Source records:
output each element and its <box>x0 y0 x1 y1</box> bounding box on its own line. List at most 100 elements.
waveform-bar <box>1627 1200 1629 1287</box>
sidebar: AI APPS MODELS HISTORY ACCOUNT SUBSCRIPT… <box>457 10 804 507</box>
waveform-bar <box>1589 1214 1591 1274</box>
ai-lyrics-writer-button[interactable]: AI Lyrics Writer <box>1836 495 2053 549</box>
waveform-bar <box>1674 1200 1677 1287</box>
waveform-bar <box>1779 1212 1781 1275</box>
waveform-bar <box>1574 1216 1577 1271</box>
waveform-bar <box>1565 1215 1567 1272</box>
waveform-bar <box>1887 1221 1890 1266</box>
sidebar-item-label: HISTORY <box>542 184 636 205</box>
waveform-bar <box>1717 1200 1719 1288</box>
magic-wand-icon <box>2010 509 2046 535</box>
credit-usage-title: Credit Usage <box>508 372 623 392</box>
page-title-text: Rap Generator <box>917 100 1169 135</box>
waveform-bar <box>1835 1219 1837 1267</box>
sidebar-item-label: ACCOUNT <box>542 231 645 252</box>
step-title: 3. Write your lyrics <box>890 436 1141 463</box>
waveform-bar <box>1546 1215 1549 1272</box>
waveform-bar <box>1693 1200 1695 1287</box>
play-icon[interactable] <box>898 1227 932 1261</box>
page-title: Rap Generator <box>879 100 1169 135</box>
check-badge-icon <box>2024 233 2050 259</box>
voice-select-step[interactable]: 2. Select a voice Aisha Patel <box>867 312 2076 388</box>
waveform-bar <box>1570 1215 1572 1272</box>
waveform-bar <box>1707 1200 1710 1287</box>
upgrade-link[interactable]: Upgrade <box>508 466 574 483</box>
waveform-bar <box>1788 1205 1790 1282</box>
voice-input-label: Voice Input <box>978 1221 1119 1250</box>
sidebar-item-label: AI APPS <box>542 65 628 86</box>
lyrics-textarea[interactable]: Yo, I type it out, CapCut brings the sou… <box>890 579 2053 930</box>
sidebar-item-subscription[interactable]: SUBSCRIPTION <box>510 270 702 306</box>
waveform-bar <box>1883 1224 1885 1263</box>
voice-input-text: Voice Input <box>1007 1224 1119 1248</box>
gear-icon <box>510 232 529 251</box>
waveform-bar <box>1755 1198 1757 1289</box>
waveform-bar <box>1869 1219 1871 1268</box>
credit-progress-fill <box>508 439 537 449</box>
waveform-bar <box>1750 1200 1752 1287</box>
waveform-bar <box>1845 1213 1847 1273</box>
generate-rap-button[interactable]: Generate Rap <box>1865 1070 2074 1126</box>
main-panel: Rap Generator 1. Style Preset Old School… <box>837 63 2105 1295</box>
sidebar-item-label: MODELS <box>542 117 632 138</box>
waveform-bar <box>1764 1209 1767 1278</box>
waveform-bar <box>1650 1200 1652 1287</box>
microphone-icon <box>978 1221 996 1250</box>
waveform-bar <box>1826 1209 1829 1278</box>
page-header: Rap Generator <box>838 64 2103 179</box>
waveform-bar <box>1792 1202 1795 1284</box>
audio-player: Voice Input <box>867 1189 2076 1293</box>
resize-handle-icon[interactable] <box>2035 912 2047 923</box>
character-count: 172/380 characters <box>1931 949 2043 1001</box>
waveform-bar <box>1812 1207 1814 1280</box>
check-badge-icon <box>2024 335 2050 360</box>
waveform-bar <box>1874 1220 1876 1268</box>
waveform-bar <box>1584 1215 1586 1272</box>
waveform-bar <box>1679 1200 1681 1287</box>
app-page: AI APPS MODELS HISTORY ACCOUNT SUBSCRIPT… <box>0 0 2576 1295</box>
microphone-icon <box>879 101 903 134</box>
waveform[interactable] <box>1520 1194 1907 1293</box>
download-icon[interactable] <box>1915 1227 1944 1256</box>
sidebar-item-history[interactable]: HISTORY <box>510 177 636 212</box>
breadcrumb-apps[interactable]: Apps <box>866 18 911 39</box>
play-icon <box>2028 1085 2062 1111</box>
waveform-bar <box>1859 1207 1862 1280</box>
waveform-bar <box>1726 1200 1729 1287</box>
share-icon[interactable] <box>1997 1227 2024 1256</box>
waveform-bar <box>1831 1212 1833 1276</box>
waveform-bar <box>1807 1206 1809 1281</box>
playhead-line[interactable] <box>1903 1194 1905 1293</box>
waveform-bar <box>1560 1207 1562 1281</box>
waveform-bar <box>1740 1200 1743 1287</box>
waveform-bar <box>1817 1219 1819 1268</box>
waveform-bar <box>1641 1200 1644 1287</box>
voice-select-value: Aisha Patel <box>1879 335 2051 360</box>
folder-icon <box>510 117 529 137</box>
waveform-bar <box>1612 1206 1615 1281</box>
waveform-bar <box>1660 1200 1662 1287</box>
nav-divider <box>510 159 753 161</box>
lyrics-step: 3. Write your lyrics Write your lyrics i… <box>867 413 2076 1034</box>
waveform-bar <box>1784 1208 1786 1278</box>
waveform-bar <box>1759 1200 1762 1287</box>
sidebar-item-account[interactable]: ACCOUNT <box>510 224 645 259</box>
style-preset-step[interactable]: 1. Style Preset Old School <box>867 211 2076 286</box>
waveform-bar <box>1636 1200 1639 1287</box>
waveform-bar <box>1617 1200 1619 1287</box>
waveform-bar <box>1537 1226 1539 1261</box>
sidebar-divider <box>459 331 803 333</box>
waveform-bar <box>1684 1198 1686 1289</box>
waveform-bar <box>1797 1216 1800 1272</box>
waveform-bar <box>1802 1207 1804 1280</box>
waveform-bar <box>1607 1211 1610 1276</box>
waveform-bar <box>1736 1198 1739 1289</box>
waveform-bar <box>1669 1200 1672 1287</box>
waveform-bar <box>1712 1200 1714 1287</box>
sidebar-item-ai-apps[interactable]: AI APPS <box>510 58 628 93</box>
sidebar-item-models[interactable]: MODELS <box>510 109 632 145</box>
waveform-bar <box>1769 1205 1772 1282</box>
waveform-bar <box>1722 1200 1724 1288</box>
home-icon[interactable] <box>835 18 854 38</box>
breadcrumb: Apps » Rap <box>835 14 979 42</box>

• Task: Reproduce every line of the records above verbatim.

• Answer for this exercise:
output each element and its <box>x0 y0 x1 y1</box> bounding box on its own line. List at most 100 elements.
waveform-bar <box>1627 1200 1629 1287</box>
sidebar: AI APPS MODELS HISTORY ACCOUNT SUBSCRIPT… <box>457 10 804 507</box>
waveform-bar <box>1589 1214 1591 1274</box>
ai-lyrics-writer-button[interactable]: AI Lyrics Writer <box>1836 495 2053 549</box>
waveform-bar <box>1674 1200 1677 1287</box>
waveform-bar <box>1779 1212 1781 1275</box>
waveform-bar <box>1574 1216 1577 1271</box>
waveform-bar <box>1565 1215 1567 1272</box>
waveform-bar <box>1887 1221 1890 1266</box>
sidebar-item-label: HISTORY <box>542 184 636 205</box>
waveform-bar <box>1717 1200 1719 1288</box>
magic-wand-icon <box>2010 509 2046 535</box>
credit-usage-title: Credit Usage <box>508 372 623 392</box>
page-title-text: Rap Generator <box>917 100 1169 135</box>
waveform-bar <box>1835 1219 1837 1267</box>
sidebar-item-label: ACCOUNT <box>542 231 645 252</box>
step-title: 3. Write your lyrics <box>890 436 1141 463</box>
waveform-bar <box>1546 1215 1549 1272</box>
waveform-bar <box>1693 1200 1695 1287</box>
play-icon[interactable] <box>898 1227 932 1261</box>
page-title: Rap Generator <box>879 100 1169 135</box>
check-badge-icon <box>2024 233 2050 259</box>
voice-select-step[interactable]: 2. Select a voice Aisha Patel <box>867 312 2076 388</box>
waveform-bar <box>1570 1215 1572 1272</box>
waveform-bar <box>1707 1200 1710 1287</box>
upgrade-link[interactable]: Upgrade <box>508 466 574 483</box>
waveform-bar <box>1788 1205 1790 1282</box>
voice-input-label: Voice Input <box>978 1221 1119 1250</box>
sidebar-item-label: AI APPS <box>542 65 628 86</box>
lyrics-textarea[interactable]: Yo, I type it out, CapCut brings the sou… <box>890 579 2053 930</box>
sidebar-item-subscription[interactable]: SUBSCRIPTION <box>510 270 702 306</box>
waveform-bar <box>1883 1224 1885 1263</box>
voice-input-text: Voice Input <box>1007 1224 1119 1248</box>
gear-icon <box>510 232 529 251</box>
waveform-bar <box>1755 1198 1757 1289</box>
waveform-bar <box>1869 1219 1871 1268</box>
credit-progress-fill <box>508 439 537 449</box>
waveform-bar <box>1750 1200 1752 1287</box>
waveform-bar <box>1845 1213 1847 1273</box>
generate-rap-button[interactable]: Generate Rap <box>1865 1070 2074 1126</box>
main-panel: Rap Generator 1. Style Preset Old School… <box>837 63 2105 1295</box>
sidebar-item-label: MODELS <box>542 117 632 138</box>
waveform-bar <box>1764 1209 1767 1278</box>
waveform-bar <box>1650 1200 1652 1287</box>
microphone-icon <box>978 1221 996 1250</box>
waveform-bar <box>1826 1209 1829 1278</box>
page-header: Rap Generator <box>838 64 2103 179</box>
waveform-bar <box>1792 1202 1795 1284</box>
audio-player: Voice Input <box>867 1189 2076 1293</box>
resize-handle-icon[interactable] <box>2035 912 2047 923</box>
character-count: 172/380 characters <box>1931 949 2043 1001</box>
waveform-bar <box>1812 1207 1814 1280</box>
check-badge-icon <box>2024 335 2050 360</box>
waveform-bar <box>1874 1220 1876 1268</box>
waveform-bar <box>1584 1215 1586 1272</box>
waveform-bar <box>1679 1200 1681 1287</box>
app-page: AI APPS MODELS HISTORY ACCOUNT SUBSCRIPT… <box>0 0 2576 1295</box>
microphone-icon <box>879 101 903 134</box>
waveform[interactable] <box>1520 1194 1907 1293</box>
download-icon[interactable] <box>1915 1227 1944 1256</box>
sidebar-item-history[interactable]: HISTORY <box>510 177 636 212</box>
breadcrumb-apps[interactable]: Apps <box>866 18 911 39</box>
play-icon <box>2028 1085 2062 1111</box>
waveform-bar <box>1859 1207 1862 1280</box>
waveform-bar <box>1726 1200 1729 1287</box>
share-icon[interactable] <box>1997 1227 2024 1256</box>
waveform-bar <box>1831 1212 1833 1276</box>
waveform-bar <box>1807 1206 1809 1281</box>
playhead-line[interactable] <box>1903 1194 1905 1293</box>
waveform-bar <box>1560 1207 1562 1281</box>
waveform-bar <box>1740 1200 1743 1287</box>
waveform-bar <box>1817 1219 1819 1268</box>
waveform-bar <box>1641 1200 1644 1287</box>
voice-select-value: Aisha Patel <box>1879 335 2051 360</box>
folder-icon <box>510 117 529 137</box>
waveform-bar <box>1612 1206 1615 1281</box>
waveform-bar <box>1660 1200 1662 1287</box>
nav-divider <box>510 159 753 161</box>
lyrics-step: 3. Write your lyrics Write your lyrics i… <box>867 413 2076 1034</box>
waveform-bar <box>1784 1208 1786 1278</box>
waveform-bar <box>1759 1200 1762 1287</box>
sidebar-item-account[interactable]: ACCOUNT <box>510 224 645 259</box>
style-preset-step[interactable]: 1. Style Preset Old School <box>867 211 2076 286</box>
waveform-bar <box>1636 1200 1639 1287</box>
waveform-bar <box>1617 1200 1619 1287</box>
waveform-bar <box>1537 1226 1539 1261</box>
sidebar-divider <box>459 331 803 333</box>
waveform-bar <box>1684 1198 1686 1289</box>
waveform-bar <box>1797 1216 1800 1272</box>
waveform-bar <box>1802 1207 1804 1280</box>
waveform-bar <box>1607 1211 1610 1276</box>
waveform-bar <box>1736 1198 1739 1289</box>
waveform-bar <box>1669 1200 1672 1287</box>
waveform-bar <box>1712 1200 1714 1287</box>
sidebar-item-ai-apps[interactable]: AI APPS <box>510 58 628 93</box>
sidebar-item-models[interactable]: MODELS <box>510 109 632 145</box>
waveform-bar <box>1769 1205 1772 1282</box>
waveform-bar <box>1722 1200 1724 1288</box>
home-icon[interactable] <box>835 18 854 38</box>
breadcrumb: Apps » Rap <box>835 14 979 42</box>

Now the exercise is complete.